=== Task details ===
Transcribe every record that appears below, exactly and in full.

=== Material provided ===
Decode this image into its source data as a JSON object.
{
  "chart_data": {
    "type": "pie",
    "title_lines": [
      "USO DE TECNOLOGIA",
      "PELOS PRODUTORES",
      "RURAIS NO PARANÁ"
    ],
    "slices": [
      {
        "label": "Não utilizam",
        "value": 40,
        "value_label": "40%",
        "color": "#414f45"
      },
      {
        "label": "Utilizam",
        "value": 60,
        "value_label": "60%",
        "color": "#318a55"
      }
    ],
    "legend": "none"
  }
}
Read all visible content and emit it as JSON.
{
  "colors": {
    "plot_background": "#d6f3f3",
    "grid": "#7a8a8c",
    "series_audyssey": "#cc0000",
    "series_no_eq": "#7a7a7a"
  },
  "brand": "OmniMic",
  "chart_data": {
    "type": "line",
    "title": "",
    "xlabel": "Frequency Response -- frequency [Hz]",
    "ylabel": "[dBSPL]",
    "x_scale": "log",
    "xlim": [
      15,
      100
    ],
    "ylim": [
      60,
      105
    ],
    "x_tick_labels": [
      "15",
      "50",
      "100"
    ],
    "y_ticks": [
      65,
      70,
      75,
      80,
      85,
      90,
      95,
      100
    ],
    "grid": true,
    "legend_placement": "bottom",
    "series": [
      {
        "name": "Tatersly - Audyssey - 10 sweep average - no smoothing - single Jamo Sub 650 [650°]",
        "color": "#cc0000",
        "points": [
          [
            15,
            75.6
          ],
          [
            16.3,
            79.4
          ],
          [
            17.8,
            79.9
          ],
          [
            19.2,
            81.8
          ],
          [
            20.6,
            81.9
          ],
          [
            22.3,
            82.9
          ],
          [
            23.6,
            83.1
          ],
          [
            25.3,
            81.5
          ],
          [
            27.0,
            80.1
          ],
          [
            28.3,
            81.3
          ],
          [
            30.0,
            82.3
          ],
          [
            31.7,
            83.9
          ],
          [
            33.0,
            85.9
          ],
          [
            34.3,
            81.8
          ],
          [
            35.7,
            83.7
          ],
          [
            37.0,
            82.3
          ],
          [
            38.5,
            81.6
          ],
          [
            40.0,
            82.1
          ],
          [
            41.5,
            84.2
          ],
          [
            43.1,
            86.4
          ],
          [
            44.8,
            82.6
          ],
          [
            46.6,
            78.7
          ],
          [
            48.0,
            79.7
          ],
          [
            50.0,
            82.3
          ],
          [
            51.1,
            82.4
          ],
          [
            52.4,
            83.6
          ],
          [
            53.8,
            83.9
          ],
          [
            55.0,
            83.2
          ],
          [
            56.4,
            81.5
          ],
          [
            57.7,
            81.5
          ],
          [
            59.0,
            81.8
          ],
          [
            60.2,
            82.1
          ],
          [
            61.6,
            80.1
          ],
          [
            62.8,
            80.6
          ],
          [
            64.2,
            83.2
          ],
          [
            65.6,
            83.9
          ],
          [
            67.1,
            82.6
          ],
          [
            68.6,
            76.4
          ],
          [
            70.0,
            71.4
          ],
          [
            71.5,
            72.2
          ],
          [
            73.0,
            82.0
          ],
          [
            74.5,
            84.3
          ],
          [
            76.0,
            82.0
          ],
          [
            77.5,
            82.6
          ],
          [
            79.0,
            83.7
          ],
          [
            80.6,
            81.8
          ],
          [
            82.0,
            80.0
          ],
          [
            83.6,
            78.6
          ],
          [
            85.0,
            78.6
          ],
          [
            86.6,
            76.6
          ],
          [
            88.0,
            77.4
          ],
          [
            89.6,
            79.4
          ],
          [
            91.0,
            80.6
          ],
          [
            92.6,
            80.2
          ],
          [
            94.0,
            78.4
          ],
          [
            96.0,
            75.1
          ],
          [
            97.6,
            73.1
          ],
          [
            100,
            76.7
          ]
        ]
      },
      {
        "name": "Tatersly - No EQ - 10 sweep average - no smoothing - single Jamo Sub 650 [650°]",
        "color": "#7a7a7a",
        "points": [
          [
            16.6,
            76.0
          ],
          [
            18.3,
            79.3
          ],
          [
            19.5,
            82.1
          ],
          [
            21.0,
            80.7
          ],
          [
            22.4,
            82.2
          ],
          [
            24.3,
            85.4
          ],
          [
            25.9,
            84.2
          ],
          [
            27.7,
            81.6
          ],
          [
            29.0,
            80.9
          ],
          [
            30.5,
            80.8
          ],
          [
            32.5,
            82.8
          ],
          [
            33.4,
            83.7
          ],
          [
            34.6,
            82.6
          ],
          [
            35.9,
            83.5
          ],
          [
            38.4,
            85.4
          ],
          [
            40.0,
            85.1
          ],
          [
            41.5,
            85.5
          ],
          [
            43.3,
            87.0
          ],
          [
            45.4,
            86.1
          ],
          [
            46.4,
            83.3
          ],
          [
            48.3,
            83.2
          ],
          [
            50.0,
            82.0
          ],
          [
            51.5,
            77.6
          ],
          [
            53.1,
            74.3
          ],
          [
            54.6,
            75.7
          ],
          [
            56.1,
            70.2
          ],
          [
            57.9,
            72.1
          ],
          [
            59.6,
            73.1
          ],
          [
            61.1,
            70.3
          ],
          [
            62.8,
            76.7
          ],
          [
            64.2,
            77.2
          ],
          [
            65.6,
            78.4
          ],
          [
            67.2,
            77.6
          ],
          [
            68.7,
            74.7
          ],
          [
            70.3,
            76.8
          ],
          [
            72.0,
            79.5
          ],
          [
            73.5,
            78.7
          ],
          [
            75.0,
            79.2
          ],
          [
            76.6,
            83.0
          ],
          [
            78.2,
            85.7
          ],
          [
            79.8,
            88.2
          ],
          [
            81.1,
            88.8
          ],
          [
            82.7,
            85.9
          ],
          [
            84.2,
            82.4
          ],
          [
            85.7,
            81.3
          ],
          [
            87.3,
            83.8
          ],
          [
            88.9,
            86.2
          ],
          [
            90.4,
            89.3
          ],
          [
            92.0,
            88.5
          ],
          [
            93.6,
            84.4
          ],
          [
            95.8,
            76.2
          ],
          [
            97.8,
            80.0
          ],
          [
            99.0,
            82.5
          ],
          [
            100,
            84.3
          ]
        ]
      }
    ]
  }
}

=== Complete output ===
Decode this image into its source data as a JSON object.
{
  "chart_data": {
    "type": "pie",
    "title_lines": [
      "USO DE TECNOLOGIA",
      "PELOS PRODUTORES",
      "RURAIS NO PARANÁ"
    ],
    "slices": [
      {
        "label": "Não utilizam",
        "value": 40,
        "value_label": "40%",
        "color": "#414f45"
      },
      {
        "label": "Utilizam",
        "value": 60,
        "value_label": "60%",
        "color": "#318a55"
      }
    ],
    "legend": "none"
  }
}
Read all visible content and emit it as JSON.
{
  "colors": {
    "plot_background": "#d6f3f3",
    "grid": "#7a8a8c",
    "series_audyssey": "#cc0000",
    "series_no_eq": "#7a7a7a"
  },
  "brand": "OmniMic",
  "chart_data": {
    "type": "line",
    "title": "",
    "xlabel": "Frequency Response -- frequency [Hz]",
    "ylabel": "[dBSPL]",
    "x_scale": "log",
    "xlim": [
      15,
      100
    ],
    "ylim": [
      60,
      105
    ],
    "x_tick_labels": [
      "15",
      "50",
      "100"
    ],
    "y_ticks": [
      65,
      70,
      75,
      80,
      85,
      90,
      95,
      100
    ],
    "grid": true,
    "legend_placement": "bottom",
    "series": [
      {
        "name": "Tatersly - Audyssey - 10 sweep average - no smoothing - single Jamo Sub 650 [650°]",
        "color": "#cc0000",
        "points": [
          [
            15,
            75.6
          ],
          [
            16.3,
            79.4
          ],
          [
            17.8,
            79.9
          ],
          [
            19.2,
            81.8
          ],
          [
            20.6,
            81.9
          ],
          [
            22.3,
            82.9
          ],
          [
            23.6,
            83.1
          ],
          [
            25.3,
            81.5
          ],
          [
            27.0,
            80.1
          ],
          [
            28.3,
            81.3
          ],
          [
            30.0,
            82.3
          ],
          [
            31.7,
            83.9
          ],
          [
            33.0,
            85.9
          ],
          [
            34.3,
            81.8
          ],
          [
            35.7,
            83.7
          ],
          [
            37.0,
            82.3
          ],
          [
            38.5,
            81.6
          ],
          [
            40.0,
            82.1
          ],
          [
            41.5,
            84.2
          ],
          [
            43.1,
            86.4
          ],
          [
            44.8,
            82.6
          ],
          [
            46.6,
            78.7
          ],
          [
            48.0,
            79.7
          ],
          [
            50.0,
            82.3
          ],
          [
            51.1,
            82.4
          ],
          [
            52.4,
            83.6
          ],
          [
            53.8,
            83.9
          ],
          [
            55.0,
            83.2
          ],
          [
            56.4,
            81.5
          ],
          [
            57.7,
            81.5
          ],
          [
            59.0,
            81.8
          ],
          [
            60.2,
            82.1
          ],
          [
            61.6,
            80.1
          ],
          [
            62.8,
            80.6
          ],
          [
            64.2,
            83.2
          ],
          [
            65.6,
            83.9
          ],
          [
            67.1,
            82.6
          ],
          [
            68.6,
            76.4
          ],
          [
            70.0,
            71.4
          ],
          [
            71.5,
            72.2
          ],
          [
            73.0,
            82.0
          ],
          [
            74.5,
            84.3
          ],
          [
            76.0,
            82.0
          ],
          [
            77.5,
            82.6
          ],
          [
            79.0,
            83.7
          ],
          [
            80.6,
            81.8
          ],
          [
            82.0,
            80.0
          ],
          [
            83.6,
            78.6
          ],
          [
            85.0,
            78.6
          ],
          [
            86.6,
            76.6
          ],
          [
            88.0,
            77.4
          ],
          [
            89.6,
            79.4
          ],
          [
            91.0,
            80.6
          ],
          [
            92.6,
            80.2
          ],
          [
            94.0,
            78.4
          ],
          [
            96.0,
            75.1
          ],
          [
            97.6,
            73.1
          ],
          [
            100,
            76.7
          ]
        ]
      },
      {
        "name": "Tatersly - No EQ - 10 sweep average - no smoothing - single Jamo Sub 650 [650°]",
        "color": "#7a7a7a",
        "points": [
          [
            16.6,
            76.0
          ],
          [
            18.3,
            79.3
          ],
          [
            19.5,
            82.1
          ],
          [
            21.0,
            80.7
          ],
          [
            22.4,
            82.2
          ],
          [
            24.3,
            85.4
          ],
          [
            25.9,
            84.2
          ],
          [
            27.7,
            81.6
          ],
          [
            29.0,
            80.9
          ],
          [
            30.5,
            80.8
          ],
          [
            32.5,
            82.8
          ],
          [
            33.4,
            83.7
          ],
          [
            34.6,
            82.6
          ],
          [
            35.9,
            83.5
          ],
          [
            38.4,
            85.4
          ],
          [
            40.0,
            85.1
          ],
          [
            41.5,
            85.5
          ],
          [
            43.3,
            87.0
          ],
          [
            45.4,
            86.1
          ],
          [
            46.4,
            83.3
          ],
          [
            48.3,
            83.2
          ],
          [
            50.0,
            82.0
          ],
          [
            51.5,
            77.6
          ],
          [
            53.1,
            74.3
          ],
          [
            54.6,
            75.7
          ],
          [
            56.1,
            70.2
          ],
          [
            57.9,
            72.1
          ],
          [
            59.6,
            73.1
          ],
          [
            61.1,
            70.3
          ],
          [
            62.8,
            76.7
          ],
          [
            64.2,
            77.2
          ],
          [
            65.6,
            78.4
          ],
          [
            67.2,
            77.6
          ],
          [
            68.7,
            74.7
          ],
          [
            70.3,
            76.8
          ],
          [
            72.0,
            79.5
          ],
          [
            73.5,
            78.7
          ],
          [
            75.0,
            79.2
          ],
          [
            76.6,
            83.0
          ],
          [
            78.2,
            85.7
          ],
          [
            79.8,
            88.2
          ],
          [
            81.1,
            88.8
          ],
          [
            82.7,
            85.9
          ],
          [
            84.2,
            82.4
          ],
          [
            85.7,
            81.3
          ],
          [
            87.3,
            83.8
          ],
          [
            88.9,
            86.2
          ],
          [
            90.4,
            89.3
          ],
          [
            92.0,
            88.5
          ],
          [
            93.6,
            84.4
          ],
          [
            95.8,
            76.2
          ],
          [
            97.8,
            80.0
          ],
          [
            99.0,
            82.5
          ],
          [
            100,
            84.3
          ]
        ]
      }
    ]
  }
}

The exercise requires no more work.